• _Exercise prompt_:
Return every line below in which "BofA" appears.

** Start **

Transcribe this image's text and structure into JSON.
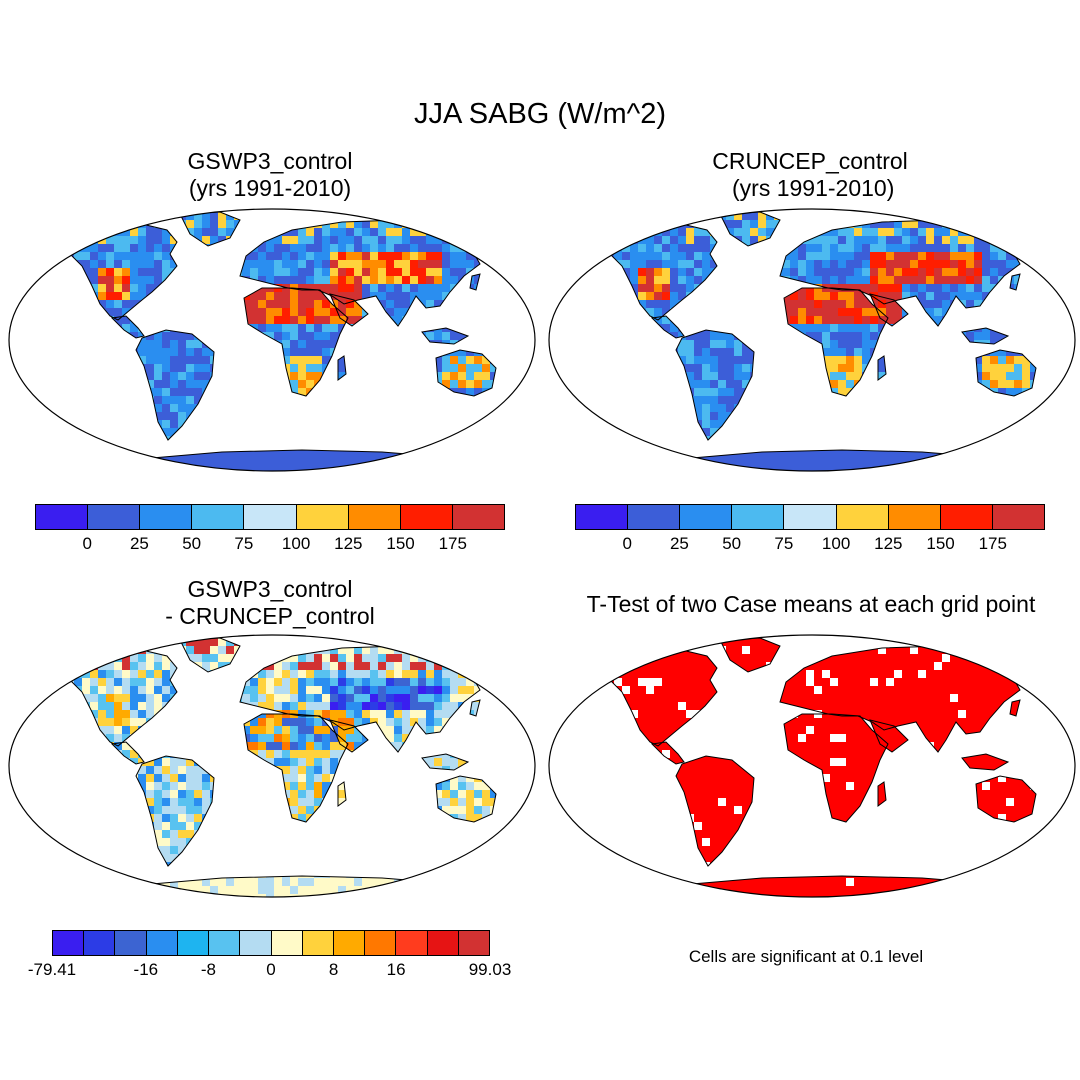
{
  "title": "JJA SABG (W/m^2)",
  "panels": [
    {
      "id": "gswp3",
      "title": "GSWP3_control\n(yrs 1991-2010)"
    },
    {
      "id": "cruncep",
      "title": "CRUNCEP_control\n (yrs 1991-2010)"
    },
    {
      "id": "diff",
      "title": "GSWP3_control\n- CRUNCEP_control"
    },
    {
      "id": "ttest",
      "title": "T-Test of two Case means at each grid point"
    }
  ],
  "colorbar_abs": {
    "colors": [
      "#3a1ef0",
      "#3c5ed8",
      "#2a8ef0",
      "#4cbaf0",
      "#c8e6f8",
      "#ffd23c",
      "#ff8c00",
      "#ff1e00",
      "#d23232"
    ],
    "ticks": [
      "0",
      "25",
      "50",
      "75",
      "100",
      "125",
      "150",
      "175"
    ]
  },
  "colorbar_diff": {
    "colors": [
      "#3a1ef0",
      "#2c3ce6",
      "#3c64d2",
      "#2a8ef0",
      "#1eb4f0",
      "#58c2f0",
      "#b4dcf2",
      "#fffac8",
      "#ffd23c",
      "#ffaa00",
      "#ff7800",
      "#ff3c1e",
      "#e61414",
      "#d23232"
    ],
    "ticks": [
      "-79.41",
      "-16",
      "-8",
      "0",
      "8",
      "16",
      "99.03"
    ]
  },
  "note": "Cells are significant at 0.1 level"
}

** End **
** Start **

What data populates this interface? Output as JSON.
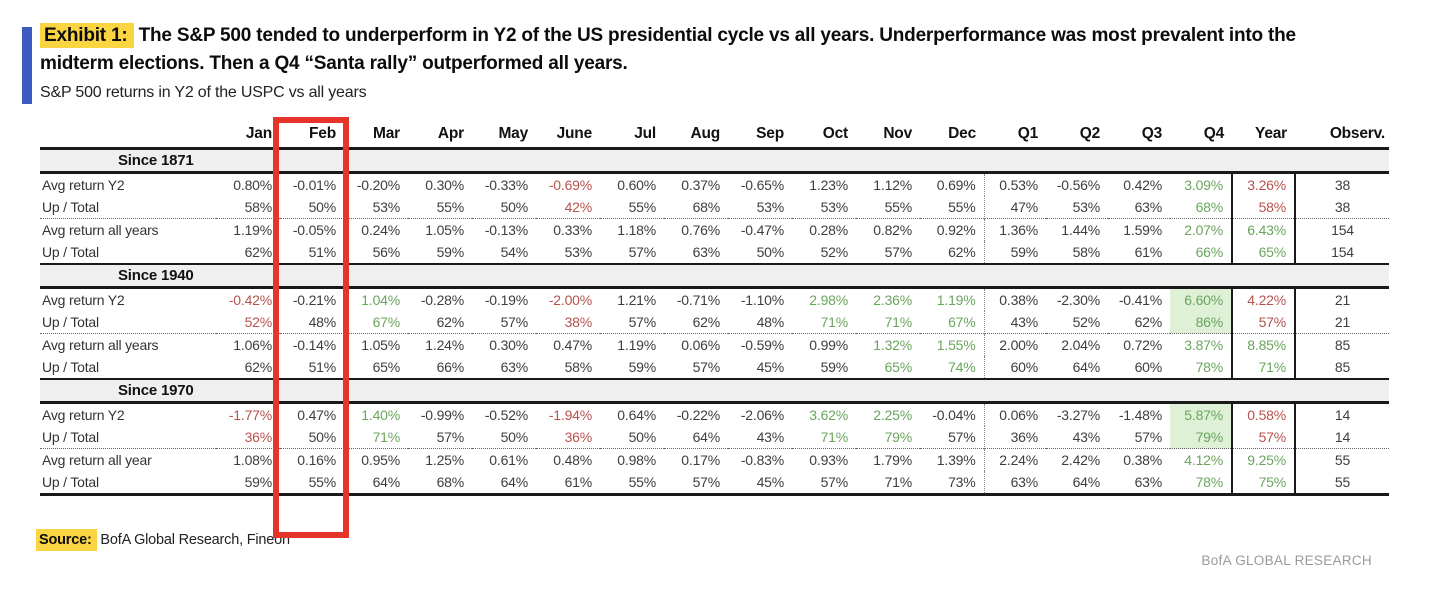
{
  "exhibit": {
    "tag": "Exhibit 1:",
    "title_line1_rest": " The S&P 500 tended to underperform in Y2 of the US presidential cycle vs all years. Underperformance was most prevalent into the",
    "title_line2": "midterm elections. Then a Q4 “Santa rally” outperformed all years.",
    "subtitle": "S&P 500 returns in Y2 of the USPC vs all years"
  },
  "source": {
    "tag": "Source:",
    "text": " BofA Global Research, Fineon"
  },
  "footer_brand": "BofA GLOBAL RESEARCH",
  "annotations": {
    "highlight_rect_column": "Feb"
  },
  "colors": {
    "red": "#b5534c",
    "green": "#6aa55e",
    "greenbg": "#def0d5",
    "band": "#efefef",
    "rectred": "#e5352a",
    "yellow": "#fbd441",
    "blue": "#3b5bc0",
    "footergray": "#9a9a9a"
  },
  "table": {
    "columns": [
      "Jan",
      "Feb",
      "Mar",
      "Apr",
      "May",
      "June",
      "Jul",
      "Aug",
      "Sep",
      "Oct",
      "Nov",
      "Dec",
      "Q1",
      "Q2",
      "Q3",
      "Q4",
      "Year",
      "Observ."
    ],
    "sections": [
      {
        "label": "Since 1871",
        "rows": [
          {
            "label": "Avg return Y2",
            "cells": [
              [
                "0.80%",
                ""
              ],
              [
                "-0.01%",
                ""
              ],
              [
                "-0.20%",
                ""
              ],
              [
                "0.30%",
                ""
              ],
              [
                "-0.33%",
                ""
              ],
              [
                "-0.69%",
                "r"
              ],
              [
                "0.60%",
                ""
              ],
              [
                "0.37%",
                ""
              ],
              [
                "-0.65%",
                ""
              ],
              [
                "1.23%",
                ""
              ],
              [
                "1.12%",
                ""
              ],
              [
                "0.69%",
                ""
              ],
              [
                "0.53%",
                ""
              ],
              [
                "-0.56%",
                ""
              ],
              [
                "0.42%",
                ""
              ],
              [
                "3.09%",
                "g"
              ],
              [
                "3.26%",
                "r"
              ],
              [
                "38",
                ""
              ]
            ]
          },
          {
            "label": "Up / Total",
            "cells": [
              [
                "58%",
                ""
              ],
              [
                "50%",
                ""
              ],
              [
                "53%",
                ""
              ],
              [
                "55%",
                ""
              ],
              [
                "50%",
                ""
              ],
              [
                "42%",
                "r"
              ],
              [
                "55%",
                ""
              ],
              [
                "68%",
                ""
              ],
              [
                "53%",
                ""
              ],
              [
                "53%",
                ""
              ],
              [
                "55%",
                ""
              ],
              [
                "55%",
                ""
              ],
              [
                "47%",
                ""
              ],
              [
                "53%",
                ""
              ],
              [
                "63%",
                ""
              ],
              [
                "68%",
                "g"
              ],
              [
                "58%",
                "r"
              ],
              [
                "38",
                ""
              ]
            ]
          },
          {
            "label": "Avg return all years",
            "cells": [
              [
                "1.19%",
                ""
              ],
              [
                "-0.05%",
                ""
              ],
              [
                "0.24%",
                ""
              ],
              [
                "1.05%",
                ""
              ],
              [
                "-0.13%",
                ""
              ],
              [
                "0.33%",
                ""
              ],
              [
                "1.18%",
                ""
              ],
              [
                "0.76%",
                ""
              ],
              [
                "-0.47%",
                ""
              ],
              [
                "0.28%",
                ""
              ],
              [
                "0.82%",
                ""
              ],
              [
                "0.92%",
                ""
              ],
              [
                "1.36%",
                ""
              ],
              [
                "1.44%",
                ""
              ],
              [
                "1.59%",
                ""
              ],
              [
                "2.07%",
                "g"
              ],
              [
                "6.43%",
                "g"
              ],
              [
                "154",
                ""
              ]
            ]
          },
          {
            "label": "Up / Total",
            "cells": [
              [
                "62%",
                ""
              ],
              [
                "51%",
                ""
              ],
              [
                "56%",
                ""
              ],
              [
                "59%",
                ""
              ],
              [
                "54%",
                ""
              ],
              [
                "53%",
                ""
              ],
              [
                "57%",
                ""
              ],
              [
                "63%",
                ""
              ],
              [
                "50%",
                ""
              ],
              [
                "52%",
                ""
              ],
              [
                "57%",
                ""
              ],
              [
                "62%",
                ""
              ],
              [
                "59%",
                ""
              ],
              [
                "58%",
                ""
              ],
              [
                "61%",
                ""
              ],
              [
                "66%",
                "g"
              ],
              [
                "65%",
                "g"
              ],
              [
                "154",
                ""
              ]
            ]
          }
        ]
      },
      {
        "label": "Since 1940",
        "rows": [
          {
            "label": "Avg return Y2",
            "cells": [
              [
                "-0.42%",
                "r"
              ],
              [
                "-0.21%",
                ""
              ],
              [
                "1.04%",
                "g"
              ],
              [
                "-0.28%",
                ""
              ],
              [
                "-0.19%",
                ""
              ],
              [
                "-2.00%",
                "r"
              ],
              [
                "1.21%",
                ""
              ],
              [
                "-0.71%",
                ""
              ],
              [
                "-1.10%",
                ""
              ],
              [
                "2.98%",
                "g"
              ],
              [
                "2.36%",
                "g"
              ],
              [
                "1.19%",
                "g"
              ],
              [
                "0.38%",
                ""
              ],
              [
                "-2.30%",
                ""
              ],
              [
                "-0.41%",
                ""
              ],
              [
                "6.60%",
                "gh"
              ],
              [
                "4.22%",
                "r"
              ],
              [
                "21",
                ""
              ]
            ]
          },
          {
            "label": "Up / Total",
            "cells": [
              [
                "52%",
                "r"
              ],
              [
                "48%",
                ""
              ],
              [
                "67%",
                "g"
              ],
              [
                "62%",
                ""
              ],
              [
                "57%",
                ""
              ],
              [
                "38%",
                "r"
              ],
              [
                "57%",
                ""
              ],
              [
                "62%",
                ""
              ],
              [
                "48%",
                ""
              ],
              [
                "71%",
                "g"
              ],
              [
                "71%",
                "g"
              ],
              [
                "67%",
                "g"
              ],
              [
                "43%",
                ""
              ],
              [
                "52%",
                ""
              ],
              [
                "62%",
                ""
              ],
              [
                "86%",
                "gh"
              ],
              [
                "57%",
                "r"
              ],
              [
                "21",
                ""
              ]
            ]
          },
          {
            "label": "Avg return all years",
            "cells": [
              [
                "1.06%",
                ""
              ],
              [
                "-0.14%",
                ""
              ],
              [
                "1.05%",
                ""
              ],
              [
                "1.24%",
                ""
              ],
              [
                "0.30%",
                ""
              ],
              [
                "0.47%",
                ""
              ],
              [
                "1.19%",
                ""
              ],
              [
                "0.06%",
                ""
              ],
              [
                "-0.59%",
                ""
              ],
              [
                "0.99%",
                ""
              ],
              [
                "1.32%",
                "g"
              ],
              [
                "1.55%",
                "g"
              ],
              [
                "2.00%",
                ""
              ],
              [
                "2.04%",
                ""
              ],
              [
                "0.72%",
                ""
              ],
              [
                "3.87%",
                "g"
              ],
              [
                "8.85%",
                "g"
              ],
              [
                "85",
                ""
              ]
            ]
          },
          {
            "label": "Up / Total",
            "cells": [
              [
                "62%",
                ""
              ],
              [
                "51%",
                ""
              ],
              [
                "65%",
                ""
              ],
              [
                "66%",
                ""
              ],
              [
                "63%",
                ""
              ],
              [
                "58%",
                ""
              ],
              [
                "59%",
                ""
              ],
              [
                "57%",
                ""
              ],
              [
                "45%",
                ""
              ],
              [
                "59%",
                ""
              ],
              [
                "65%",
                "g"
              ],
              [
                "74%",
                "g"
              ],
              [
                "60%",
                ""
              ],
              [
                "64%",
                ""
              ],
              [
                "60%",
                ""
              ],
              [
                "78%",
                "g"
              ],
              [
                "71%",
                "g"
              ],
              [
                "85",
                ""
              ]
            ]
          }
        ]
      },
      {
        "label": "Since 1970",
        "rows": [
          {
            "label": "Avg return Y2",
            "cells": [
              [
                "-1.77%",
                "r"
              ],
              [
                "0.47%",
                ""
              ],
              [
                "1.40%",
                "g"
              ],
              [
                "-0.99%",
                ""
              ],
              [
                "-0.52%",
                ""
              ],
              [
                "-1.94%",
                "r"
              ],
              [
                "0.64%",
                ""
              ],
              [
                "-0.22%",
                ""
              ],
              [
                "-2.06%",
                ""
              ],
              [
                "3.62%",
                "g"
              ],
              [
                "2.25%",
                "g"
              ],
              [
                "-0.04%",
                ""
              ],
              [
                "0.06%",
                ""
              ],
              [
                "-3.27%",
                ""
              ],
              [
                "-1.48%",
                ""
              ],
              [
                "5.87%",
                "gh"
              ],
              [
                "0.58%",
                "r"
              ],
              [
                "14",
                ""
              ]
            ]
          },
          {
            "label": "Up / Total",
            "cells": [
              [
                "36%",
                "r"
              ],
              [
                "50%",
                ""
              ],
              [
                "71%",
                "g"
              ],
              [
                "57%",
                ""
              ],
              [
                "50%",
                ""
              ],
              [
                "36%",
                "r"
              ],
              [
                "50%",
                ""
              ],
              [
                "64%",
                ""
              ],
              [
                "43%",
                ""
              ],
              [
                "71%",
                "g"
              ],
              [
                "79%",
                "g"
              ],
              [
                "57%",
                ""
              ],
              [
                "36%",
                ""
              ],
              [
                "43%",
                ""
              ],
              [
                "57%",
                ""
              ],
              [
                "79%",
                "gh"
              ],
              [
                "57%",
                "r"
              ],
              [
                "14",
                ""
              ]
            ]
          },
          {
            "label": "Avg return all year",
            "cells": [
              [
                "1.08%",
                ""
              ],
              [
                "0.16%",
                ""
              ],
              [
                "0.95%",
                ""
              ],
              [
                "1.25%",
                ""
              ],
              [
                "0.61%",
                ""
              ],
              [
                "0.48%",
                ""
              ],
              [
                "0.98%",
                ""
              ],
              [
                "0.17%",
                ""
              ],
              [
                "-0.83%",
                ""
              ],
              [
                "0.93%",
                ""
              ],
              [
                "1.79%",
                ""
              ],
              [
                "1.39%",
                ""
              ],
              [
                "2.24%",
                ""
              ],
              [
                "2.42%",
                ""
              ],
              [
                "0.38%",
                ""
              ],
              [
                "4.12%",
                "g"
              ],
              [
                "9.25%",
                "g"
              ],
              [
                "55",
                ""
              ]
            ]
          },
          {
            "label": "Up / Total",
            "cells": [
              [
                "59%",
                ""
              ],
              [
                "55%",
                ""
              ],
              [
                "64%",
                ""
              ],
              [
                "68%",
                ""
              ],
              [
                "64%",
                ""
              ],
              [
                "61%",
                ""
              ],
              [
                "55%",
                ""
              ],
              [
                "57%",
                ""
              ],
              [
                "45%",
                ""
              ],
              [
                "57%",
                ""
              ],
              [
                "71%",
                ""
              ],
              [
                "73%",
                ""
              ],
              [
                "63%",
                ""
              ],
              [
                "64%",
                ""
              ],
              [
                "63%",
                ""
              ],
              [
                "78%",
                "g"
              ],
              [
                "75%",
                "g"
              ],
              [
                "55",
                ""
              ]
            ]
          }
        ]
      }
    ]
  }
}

** End **

• _Written answer_:
    "text": " BofA Global Research, Fineon"
  "footer_brand": "BofA GLOBAL RESEARCH",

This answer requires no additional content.